— begin Data to process —
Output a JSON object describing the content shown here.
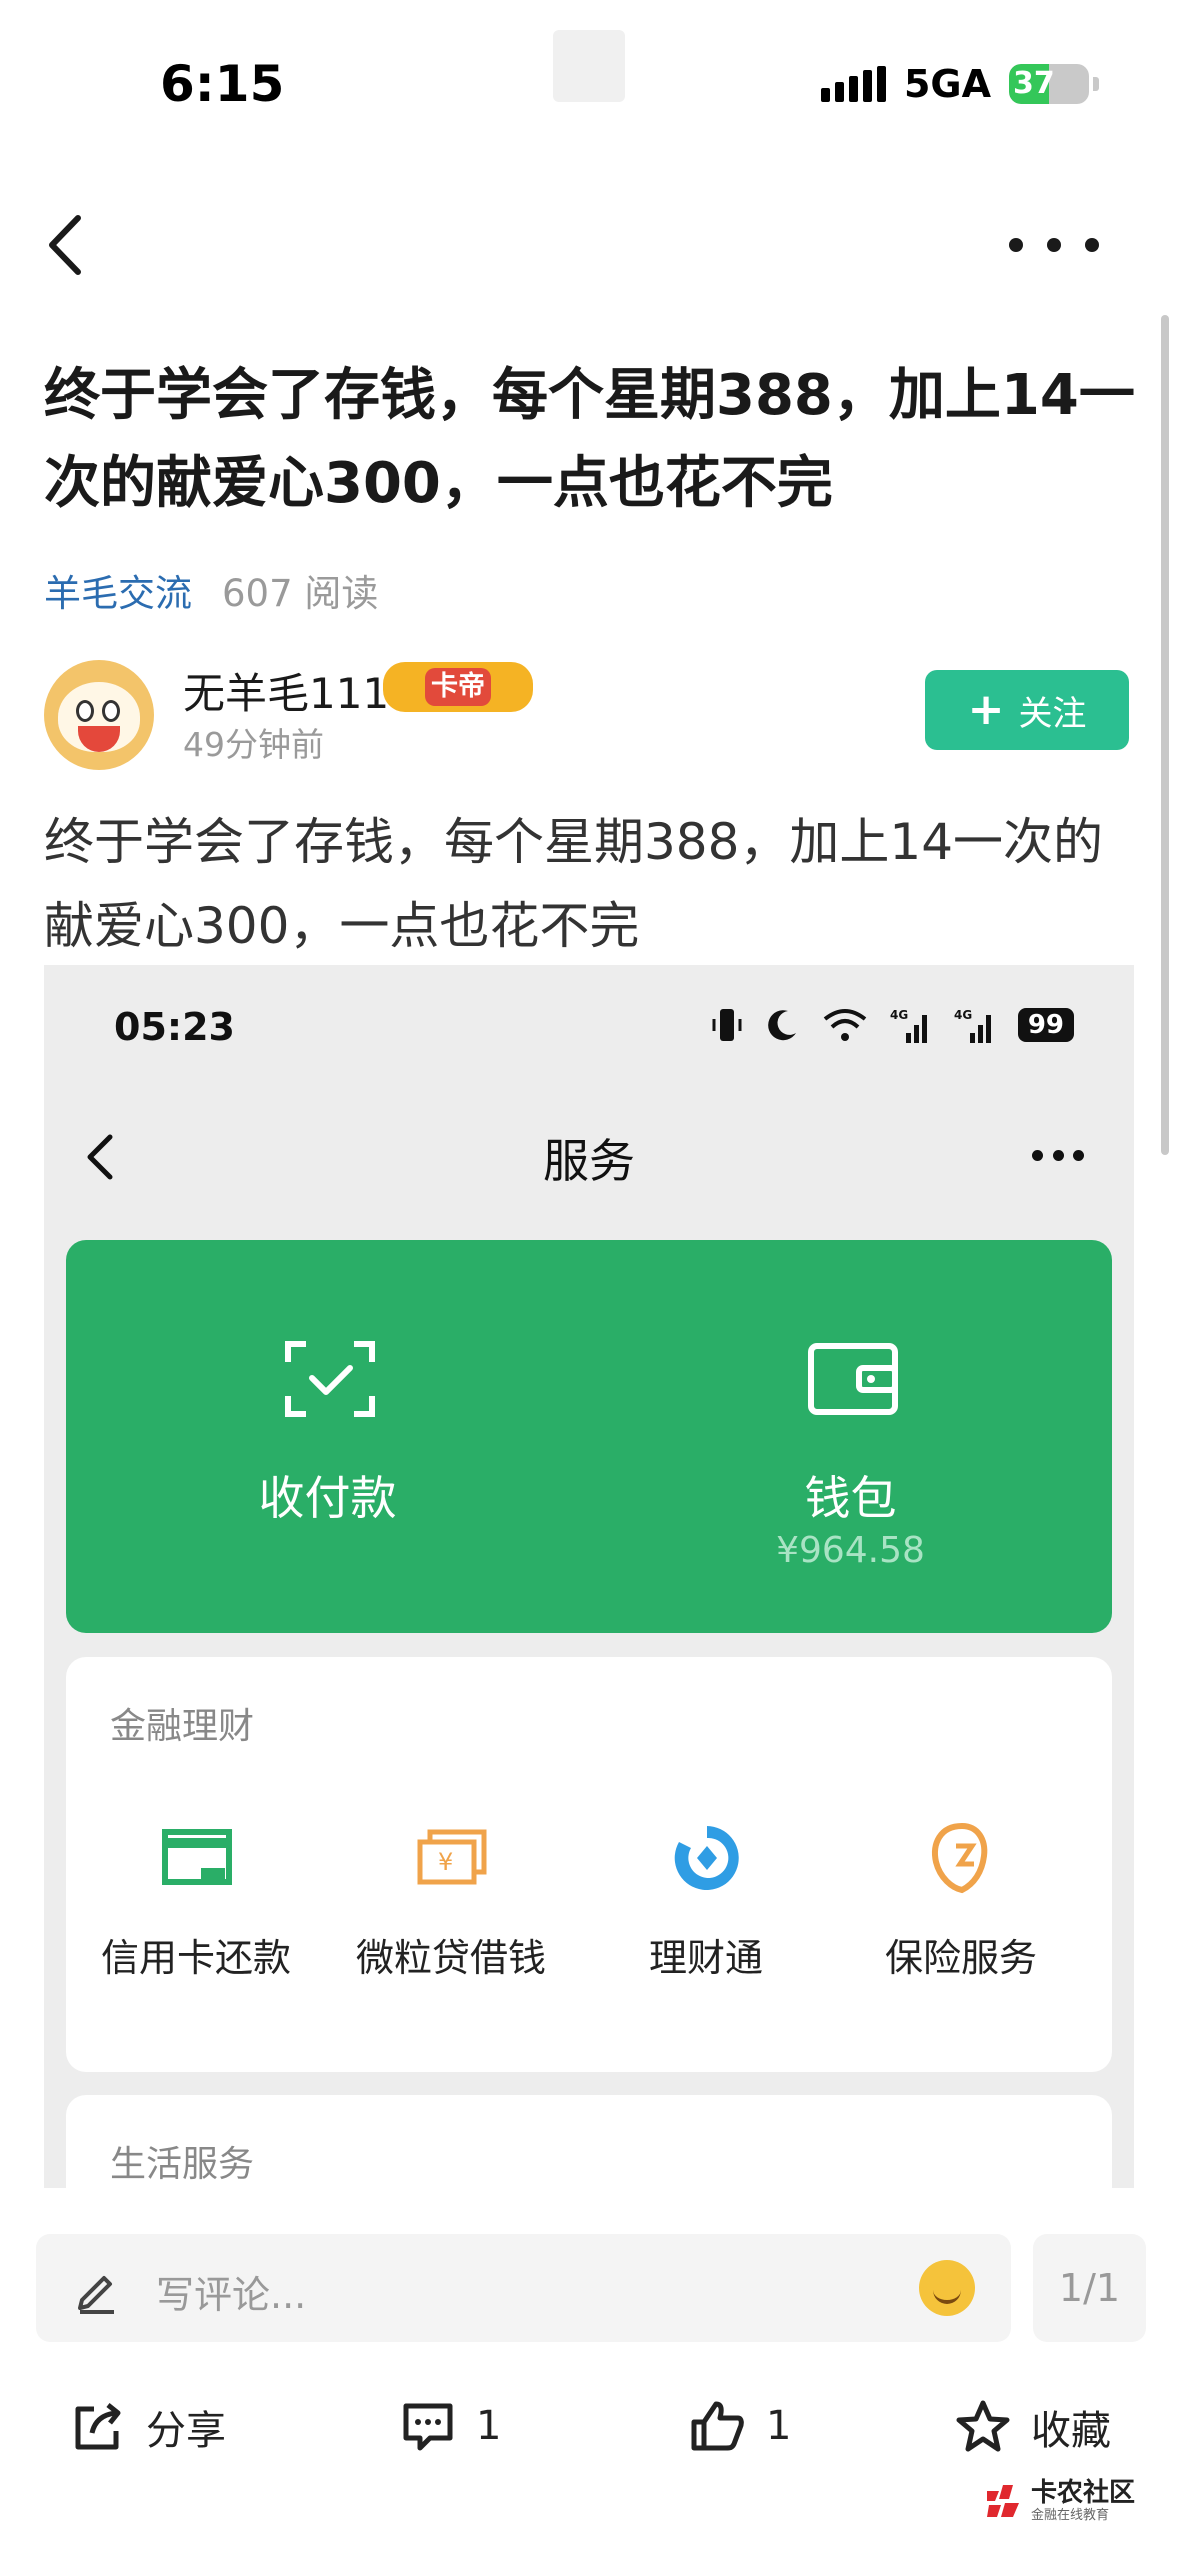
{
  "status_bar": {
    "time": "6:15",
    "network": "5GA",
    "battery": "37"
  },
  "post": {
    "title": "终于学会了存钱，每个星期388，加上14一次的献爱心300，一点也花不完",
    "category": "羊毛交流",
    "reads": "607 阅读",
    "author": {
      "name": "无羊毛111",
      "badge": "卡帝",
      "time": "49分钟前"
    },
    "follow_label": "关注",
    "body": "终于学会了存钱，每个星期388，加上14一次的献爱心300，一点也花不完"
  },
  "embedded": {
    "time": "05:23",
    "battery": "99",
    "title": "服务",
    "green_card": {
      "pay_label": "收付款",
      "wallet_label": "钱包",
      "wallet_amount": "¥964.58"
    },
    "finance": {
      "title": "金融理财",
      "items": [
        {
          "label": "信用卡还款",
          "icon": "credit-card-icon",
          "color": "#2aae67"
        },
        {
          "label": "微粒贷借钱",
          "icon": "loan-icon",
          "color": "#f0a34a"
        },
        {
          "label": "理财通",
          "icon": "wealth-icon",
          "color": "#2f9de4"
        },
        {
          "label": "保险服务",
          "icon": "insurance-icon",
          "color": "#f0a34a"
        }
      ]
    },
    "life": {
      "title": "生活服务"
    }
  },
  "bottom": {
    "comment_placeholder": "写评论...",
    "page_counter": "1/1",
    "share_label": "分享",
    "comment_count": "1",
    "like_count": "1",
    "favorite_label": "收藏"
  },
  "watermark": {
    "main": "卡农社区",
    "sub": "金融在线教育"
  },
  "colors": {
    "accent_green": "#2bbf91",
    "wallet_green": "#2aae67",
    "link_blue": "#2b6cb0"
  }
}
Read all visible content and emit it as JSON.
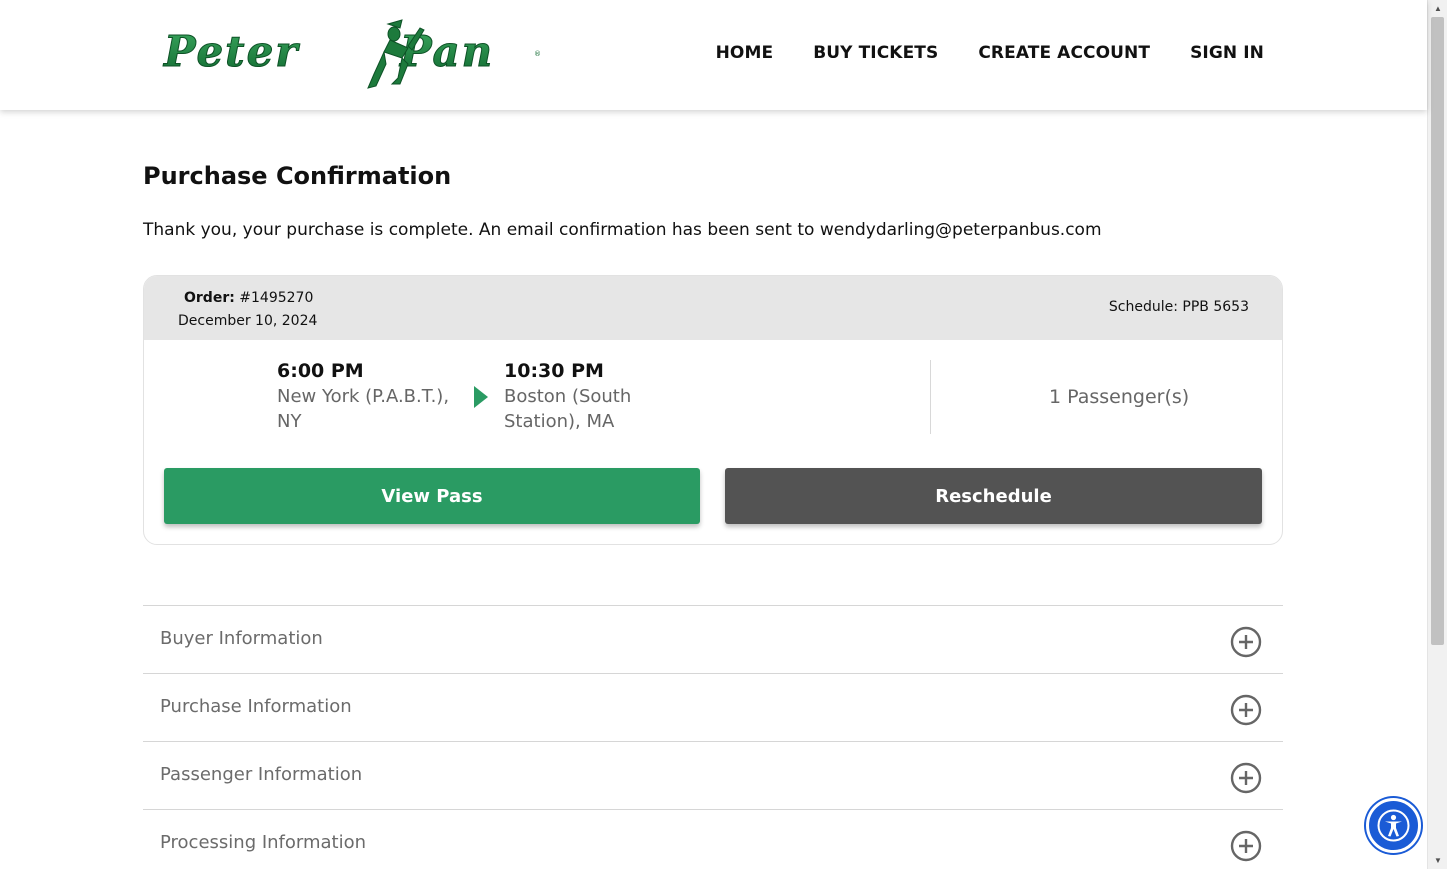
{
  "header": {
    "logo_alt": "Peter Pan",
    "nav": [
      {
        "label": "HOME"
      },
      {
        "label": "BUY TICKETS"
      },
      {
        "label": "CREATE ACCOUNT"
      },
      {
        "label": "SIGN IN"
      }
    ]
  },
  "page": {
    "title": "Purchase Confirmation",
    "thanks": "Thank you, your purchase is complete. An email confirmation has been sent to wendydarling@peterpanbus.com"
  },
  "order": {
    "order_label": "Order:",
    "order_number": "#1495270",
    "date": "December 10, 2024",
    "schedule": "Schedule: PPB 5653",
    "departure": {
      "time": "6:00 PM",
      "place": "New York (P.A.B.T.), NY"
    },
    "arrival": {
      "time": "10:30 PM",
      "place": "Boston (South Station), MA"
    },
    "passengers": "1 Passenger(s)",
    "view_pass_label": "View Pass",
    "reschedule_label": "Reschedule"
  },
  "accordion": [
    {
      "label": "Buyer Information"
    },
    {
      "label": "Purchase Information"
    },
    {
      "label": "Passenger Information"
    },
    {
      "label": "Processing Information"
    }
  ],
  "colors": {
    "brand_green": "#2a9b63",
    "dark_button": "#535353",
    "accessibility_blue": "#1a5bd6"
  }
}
— end Data to process —
Each entry shown above must be quoted exactly, with its pictures left out.

Output a JSON object describing the content shown here.
{
  "status_bar": {
    "time": "6:15",
    "network": "5GA",
    "battery": "37"
  },
  "post": {
    "title": "终于学会了存钱，每个星期388，加上14一次的献爱心300，一点也花不完",
    "category": "羊毛交流",
    "reads": "607 阅读",
    "author": {
      "name": "无羊毛111",
      "badge": "卡帝",
      "time": "49分钟前"
    },
    "follow_label": "关注",
    "body": "终于学会了存钱，每个星期388，加上14一次的献爱心300，一点也花不完"
  },
  "embedded": {
    "time": "05:23",
    "battery": "99",
    "title": "服务",
    "green_card": {
      "pay_label": "收付款",
      "wallet_label": "钱包",
      "wallet_amount": "¥964.58"
    },
    "finance": {
      "title": "金融理财",
      "items": [
        {
          "label": "信用卡还款",
          "icon": "credit-card-icon",
          "color": "#2aae67"
        },
        {
          "label": "微粒贷借钱",
          "icon": "loan-icon",
          "color": "#f0a34a"
        },
        {
          "label": "理财通",
          "icon": "wealth-icon",
          "color": "#2f9de4"
        },
        {
          "label": "保险服务",
          "icon": "insurance-icon",
          "color": "#f0a34a"
        }
      ]
    },
    "life": {
      "title": "生活服务"
    }
  },
  "bottom": {
    "comment_placeholder": "写评论...",
    "page_counter": "1/1",
    "share_label": "分享",
    "comment_count": "1",
    "like_count": "1",
    "favorite_label": "收藏"
  },
  "watermark": {
    "main": "卡农社区",
    "sub": "金融在线教育"
  },
  "colors": {
    "accent_green": "#2bbf91",
    "wallet_green": "#2aae67",
    "link_blue": "#2b6cb0"
  }
}
Read all visible content and emit it as JSON.
{
  "header": {
    "logo_alt": "Peter Pan",
    "nav": [
      {
        "label": "HOME"
      },
      {
        "label": "BUY TICKETS"
      },
      {
        "label": "CREATE ACCOUNT"
      },
      {
        "label": "SIGN IN"
      }
    ]
  },
  "page": {
    "title": "Purchase Confirmation",
    "thanks": "Thank you, your purchase is complete. An email confirmation has been sent to wendydarling@peterpanbus.com"
  },
  "order": {
    "order_label": "Order:",
    "order_number": "#1495270",
    "date": "December 10, 2024",
    "schedule": "Schedule: PPB 5653",
    "departure": {
      "time": "6:00 PM",
      "place": "New York (P.A.B.T.), NY"
    },
    "arrival": {
      "time": "10:30 PM",
      "place": "Boston (South Station), MA"
    },
    "passengers": "1 Passenger(s)",
    "view_pass_label": "View Pass",
    "reschedule_label": "Reschedule"
  },
  "accordion": [
    {
      "label": "Buyer Information"
    },
    {
      "label": "Purchase Information"
    },
    {
      "label": "Passenger Information"
    },
    {
      "label": "Processing Information"
    }
  ],
  "colors": {
    "brand_green": "#2a9b63",
    "dark_button": "#535353",
    "accessibility_blue": "#1a5bd6"
  }
}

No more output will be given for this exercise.